- _WHAT YOU HAVE TO DO_: Your copy of the material below should match it exactly, except that it holds no pictures.

[Stored data entries]
--
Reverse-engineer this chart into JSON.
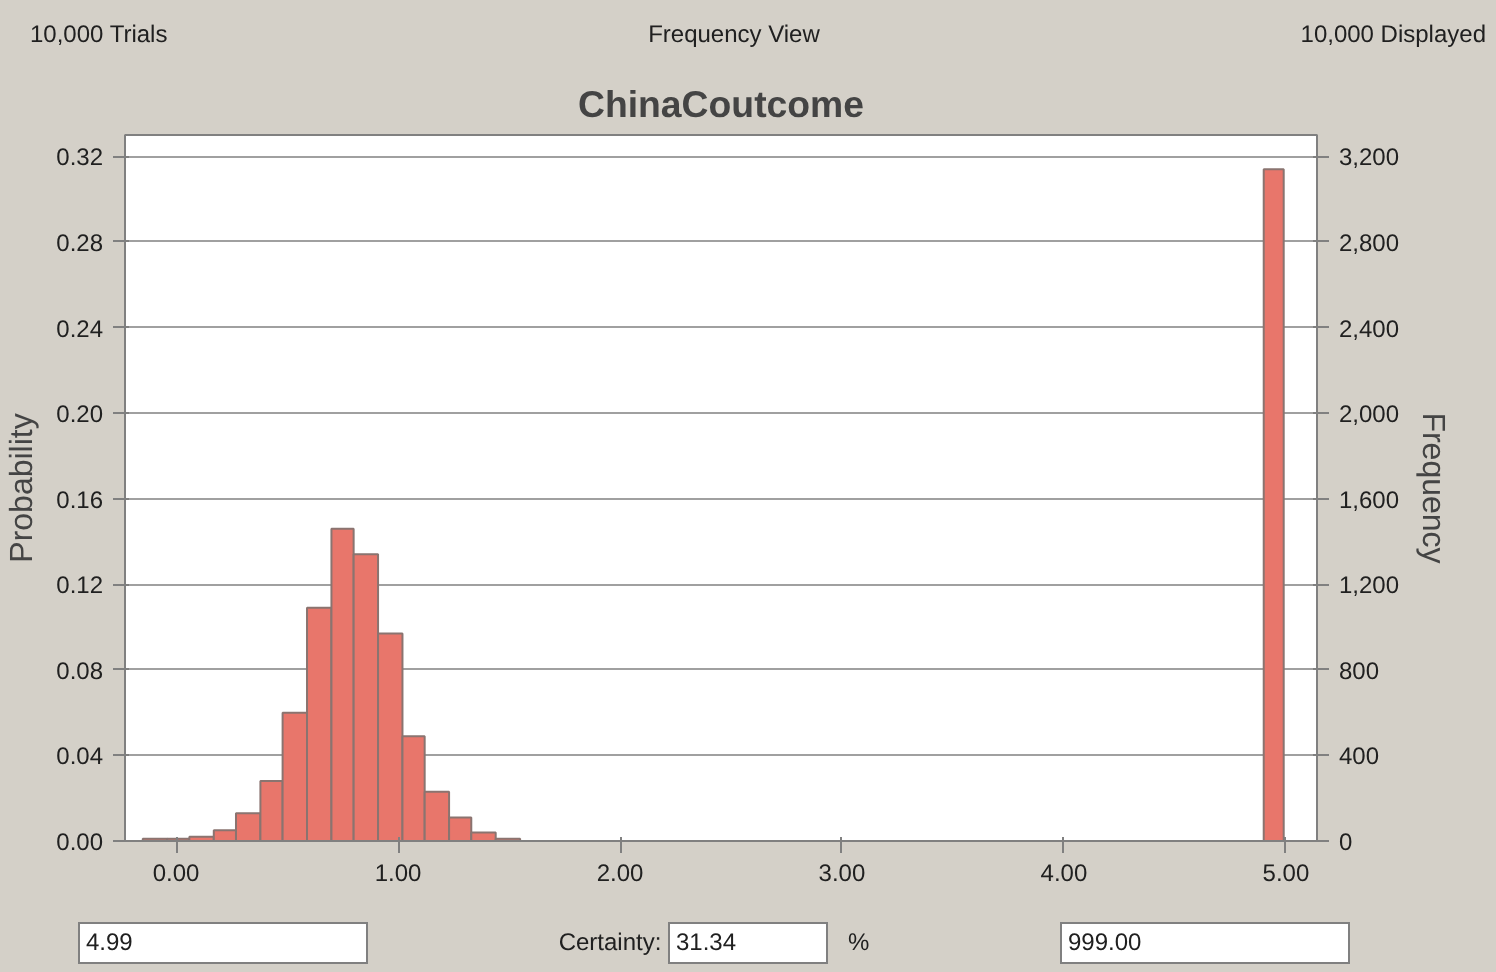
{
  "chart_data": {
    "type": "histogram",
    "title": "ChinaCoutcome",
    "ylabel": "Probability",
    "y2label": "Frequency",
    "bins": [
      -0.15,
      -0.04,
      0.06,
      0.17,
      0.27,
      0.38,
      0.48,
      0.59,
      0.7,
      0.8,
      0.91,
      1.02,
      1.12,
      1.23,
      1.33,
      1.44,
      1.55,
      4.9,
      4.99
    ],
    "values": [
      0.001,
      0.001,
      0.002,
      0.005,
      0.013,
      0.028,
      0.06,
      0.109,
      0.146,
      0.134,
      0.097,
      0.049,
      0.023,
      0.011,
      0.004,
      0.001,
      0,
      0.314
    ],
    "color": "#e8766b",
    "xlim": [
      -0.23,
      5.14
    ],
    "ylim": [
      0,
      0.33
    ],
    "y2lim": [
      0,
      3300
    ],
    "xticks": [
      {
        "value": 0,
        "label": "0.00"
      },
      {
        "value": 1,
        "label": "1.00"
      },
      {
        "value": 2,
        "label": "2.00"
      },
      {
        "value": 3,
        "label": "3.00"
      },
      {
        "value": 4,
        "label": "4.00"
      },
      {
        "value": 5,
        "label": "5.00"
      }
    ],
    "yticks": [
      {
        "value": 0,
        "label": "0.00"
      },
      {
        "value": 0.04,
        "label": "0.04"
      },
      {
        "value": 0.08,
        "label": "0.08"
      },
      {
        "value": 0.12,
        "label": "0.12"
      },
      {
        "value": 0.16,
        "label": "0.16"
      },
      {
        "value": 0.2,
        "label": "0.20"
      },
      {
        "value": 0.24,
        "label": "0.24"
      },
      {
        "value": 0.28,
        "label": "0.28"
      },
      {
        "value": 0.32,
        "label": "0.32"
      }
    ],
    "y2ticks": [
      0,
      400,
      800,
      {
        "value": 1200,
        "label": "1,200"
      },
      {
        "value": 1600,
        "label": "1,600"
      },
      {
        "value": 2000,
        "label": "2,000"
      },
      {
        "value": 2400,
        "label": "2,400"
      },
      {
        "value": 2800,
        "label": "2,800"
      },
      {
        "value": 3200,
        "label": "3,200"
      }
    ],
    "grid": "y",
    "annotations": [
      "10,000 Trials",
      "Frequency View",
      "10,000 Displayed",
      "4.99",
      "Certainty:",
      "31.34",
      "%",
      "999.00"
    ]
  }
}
--
- _EXERCISE RESPONSE_:
Reverse-engineer this chart into JSON.
{
  "chart_data": {
    "type": "histogram",
    "title": "ChinaCoutcome",
    "ylabel": "Probability",
    "y2label": "Frequency",
    "bins": [
      -0.15,
      -0.04,
      0.06,
      0.17,
      0.27,
      0.38,
      0.48,
      0.59,
      0.7,
      0.8,
      0.91,
      1.02,
      1.12,
      1.23,
      1.33,
      1.44,
      1.55,
      4.9,
      4.99
    ],
    "values": [
      0.001,
      0.001,
      0.002,
      0.005,
      0.013,
      0.028,
      0.06,
      0.109,
      0.146,
      0.134,
      0.097,
      0.049,
      0.023,
      0.011,
      0.004,
      0.001,
      0,
      0.314
    ],
    "color": "#e8766b",
    "xlim": [
      -0.23,
      5.14
    ],
    "ylim": [
      0,
      0.33
    ],
    "y2lim": [
      0,
      3300
    ],
    "xticks": [
      {
        "value": 0,
        "label": "0.00"
      },
      {
        "value": 1,
        "label": "1.00"
      },
      {
        "value": 2,
        "label": "2.00"
      },
      {
        "value": 3,
        "label": "3.00"
      },
      {
        "value": 4,
        "label": "4.00"
      },
      {
        "value": 5,
        "label": "5.00"
      }
    ],
    "yticks": [
      {
        "value": 0,
        "label": "0.00"
      },
      {
        "value": 0.04,
        "label": "0.04"
      },
      {
        "value": 0.08,
        "label": "0.08"
      },
      {
        "value": 0.12,
        "label": "0.12"
      },
      {
        "value": 0.16,
        "label": "0.16"
      },
      {
        "value": 0.2,
        "label": "0.20"
      },
      {
        "value": 0.24,
        "label": "0.24"
      },
      {
        "value": 0.28,
        "label": "0.28"
      },
      {
        "value": 0.32,
        "label": "0.32"
      }
    ],
    "y2ticks": [
      0,
      400,
      800,
      {
        "value": 1200,
        "label": "1,200"
      },
      {
        "value": 1600,
        "label": "1,600"
      },
      {
        "value": 2000,
        "label": "2,000"
      },
      {
        "value": 2400,
        "label": "2,400"
      },
      {
        "value": 2800,
        "label": "2,800"
      },
      {
        "value": 3200,
        "label": "3,200"
      }
    ],
    "grid": "y",
    "annotations": [
      "10,000 Trials",
      "Frequency View",
      "10,000 Displayed",
      "4.99",
      "Certainty:",
      "31.34",
      "%",
      "999.00"
    ]
  }
}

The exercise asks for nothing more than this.